▶ WHAT IS BEING ASKED
Go through the entries and say how many lines contain the string "placement". The number is the whole answer.

▶ EXCERPTED RECORDS
******

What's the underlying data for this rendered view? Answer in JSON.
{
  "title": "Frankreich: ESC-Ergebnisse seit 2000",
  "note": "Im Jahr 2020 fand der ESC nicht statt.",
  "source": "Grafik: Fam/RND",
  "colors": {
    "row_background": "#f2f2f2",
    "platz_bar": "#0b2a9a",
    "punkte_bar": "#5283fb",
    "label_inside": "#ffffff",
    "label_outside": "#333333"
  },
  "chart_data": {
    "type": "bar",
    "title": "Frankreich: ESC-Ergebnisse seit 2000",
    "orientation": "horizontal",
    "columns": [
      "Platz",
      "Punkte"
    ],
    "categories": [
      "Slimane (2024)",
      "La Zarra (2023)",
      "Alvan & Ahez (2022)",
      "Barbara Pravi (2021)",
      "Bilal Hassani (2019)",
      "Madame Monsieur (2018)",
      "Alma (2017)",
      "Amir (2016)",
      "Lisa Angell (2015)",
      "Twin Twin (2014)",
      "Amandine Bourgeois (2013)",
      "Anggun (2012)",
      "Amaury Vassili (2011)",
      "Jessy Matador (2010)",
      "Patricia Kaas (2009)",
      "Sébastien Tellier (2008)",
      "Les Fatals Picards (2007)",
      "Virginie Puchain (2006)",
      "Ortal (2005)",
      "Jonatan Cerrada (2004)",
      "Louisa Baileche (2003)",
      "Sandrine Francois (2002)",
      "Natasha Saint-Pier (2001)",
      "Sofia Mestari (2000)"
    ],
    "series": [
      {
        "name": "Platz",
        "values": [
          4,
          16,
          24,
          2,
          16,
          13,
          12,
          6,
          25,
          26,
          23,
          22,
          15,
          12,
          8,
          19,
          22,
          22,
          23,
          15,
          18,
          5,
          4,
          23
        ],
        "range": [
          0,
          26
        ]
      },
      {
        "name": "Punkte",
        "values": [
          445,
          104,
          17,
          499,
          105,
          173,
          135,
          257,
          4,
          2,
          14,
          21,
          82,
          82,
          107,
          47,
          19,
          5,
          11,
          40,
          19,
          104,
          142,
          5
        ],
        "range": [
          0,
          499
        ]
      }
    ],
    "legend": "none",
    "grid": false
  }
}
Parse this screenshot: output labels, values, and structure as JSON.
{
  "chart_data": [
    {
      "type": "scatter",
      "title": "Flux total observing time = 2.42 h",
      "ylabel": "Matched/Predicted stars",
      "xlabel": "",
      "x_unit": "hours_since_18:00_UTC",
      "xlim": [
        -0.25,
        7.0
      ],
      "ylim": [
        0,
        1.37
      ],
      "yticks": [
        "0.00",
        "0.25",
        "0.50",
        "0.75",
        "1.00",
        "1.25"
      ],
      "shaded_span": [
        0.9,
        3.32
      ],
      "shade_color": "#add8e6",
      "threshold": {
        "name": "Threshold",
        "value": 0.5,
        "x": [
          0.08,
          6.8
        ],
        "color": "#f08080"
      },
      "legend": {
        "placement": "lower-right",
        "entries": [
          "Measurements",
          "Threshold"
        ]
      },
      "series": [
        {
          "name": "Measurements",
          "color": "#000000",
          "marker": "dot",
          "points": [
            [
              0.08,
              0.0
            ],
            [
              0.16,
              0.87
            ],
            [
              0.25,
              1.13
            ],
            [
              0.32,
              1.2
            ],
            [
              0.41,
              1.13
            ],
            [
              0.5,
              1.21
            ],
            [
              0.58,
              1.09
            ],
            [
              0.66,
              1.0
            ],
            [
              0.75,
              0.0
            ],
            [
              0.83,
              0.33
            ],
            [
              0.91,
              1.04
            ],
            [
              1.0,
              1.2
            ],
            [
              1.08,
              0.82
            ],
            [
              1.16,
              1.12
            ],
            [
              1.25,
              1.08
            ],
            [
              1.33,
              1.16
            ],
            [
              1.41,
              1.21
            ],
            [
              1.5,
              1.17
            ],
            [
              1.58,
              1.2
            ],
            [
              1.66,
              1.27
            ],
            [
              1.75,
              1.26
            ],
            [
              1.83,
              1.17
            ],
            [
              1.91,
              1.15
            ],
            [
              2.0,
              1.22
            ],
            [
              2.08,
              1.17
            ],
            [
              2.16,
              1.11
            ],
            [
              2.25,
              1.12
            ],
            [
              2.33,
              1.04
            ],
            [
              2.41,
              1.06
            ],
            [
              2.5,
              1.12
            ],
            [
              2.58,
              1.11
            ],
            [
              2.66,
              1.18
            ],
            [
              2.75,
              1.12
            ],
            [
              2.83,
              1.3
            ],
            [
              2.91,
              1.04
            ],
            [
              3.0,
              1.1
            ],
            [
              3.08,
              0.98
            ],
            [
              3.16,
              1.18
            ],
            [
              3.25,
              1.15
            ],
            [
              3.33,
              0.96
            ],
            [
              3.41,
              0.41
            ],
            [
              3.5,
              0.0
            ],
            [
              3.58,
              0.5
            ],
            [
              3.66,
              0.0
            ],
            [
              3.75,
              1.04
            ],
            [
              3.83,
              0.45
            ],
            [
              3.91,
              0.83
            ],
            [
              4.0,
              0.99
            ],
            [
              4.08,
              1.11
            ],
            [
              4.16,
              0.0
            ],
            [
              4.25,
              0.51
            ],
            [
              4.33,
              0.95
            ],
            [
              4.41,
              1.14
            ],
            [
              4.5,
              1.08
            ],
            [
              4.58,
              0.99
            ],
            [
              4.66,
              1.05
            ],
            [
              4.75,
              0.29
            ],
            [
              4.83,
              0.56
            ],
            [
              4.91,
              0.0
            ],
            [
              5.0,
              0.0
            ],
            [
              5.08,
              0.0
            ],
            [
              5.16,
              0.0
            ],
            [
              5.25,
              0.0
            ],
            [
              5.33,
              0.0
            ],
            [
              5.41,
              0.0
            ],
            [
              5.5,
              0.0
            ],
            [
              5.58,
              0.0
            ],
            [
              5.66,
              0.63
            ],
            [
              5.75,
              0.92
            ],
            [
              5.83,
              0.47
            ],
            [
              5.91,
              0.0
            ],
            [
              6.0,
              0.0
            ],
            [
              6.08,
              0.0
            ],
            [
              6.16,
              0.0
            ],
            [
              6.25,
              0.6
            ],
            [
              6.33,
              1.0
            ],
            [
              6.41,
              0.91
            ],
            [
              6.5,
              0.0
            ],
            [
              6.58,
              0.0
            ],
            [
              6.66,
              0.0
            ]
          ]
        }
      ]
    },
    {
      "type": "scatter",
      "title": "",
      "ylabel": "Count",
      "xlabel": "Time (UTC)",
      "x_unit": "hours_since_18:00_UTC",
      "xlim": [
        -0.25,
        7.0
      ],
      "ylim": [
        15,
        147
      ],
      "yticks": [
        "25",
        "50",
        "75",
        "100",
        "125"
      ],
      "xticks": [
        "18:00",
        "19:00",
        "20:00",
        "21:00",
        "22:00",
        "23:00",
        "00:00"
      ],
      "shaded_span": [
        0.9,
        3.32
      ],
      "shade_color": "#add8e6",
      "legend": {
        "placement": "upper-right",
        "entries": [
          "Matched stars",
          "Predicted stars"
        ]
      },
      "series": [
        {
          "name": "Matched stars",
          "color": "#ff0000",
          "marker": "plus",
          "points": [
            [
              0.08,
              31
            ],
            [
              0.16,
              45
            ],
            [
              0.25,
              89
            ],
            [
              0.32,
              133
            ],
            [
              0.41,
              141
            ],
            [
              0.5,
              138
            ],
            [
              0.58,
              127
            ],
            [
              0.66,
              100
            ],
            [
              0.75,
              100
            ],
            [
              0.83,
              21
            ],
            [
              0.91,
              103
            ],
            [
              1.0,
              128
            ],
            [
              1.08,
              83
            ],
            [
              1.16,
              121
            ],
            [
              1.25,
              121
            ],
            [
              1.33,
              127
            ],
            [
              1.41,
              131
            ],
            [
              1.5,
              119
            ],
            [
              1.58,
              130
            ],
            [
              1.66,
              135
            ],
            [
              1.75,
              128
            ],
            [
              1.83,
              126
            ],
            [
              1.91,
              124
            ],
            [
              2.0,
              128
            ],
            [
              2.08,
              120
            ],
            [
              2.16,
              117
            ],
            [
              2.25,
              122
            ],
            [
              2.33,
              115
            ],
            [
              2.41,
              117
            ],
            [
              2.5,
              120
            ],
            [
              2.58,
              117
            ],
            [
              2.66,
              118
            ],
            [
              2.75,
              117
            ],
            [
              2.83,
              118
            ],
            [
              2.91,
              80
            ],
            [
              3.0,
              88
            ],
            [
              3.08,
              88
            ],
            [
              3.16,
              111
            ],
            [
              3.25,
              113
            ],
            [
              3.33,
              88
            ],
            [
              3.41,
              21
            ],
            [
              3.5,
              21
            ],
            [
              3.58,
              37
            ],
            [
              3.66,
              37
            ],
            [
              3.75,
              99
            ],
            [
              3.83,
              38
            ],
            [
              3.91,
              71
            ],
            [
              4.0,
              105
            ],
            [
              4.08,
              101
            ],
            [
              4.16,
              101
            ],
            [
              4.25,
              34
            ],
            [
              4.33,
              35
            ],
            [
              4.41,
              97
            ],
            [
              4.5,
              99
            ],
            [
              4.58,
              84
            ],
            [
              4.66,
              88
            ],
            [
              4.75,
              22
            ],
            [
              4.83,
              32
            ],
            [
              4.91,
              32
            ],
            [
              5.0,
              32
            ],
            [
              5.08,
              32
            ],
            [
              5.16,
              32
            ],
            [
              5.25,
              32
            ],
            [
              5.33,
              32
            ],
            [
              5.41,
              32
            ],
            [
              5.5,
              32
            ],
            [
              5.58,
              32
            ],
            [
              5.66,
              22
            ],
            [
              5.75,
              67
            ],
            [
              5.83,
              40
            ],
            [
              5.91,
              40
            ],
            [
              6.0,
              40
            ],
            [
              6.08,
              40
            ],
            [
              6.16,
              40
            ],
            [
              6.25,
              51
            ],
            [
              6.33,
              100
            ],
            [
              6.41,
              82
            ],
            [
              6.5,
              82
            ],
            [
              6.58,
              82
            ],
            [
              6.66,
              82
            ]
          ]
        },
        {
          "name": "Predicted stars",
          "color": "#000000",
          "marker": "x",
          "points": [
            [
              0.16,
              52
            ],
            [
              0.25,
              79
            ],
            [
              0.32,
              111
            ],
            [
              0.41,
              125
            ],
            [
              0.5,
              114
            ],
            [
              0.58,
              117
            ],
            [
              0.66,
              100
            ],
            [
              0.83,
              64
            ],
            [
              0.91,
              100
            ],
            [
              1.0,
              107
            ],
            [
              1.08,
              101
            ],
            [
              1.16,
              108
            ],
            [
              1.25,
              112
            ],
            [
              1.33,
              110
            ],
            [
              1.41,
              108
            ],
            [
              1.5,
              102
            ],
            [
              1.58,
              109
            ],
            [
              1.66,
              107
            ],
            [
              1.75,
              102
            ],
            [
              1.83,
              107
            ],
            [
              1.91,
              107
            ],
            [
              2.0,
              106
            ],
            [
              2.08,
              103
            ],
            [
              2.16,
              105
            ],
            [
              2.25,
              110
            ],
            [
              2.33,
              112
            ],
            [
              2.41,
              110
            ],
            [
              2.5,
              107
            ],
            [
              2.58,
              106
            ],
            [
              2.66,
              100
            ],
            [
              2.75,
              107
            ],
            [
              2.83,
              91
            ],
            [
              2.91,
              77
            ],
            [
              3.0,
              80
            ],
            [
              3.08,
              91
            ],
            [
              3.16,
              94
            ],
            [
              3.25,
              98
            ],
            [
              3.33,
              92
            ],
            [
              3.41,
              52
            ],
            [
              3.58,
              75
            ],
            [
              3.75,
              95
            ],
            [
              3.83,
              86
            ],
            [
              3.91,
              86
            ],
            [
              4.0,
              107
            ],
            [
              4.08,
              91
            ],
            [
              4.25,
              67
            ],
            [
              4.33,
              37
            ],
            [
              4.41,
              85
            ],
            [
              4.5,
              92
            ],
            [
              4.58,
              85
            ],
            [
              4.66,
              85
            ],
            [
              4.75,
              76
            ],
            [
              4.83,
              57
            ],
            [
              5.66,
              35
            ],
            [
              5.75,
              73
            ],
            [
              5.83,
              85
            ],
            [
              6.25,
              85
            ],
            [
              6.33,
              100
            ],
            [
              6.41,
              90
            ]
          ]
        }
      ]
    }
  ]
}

******

▶ ANSWER TO THIS TASK
2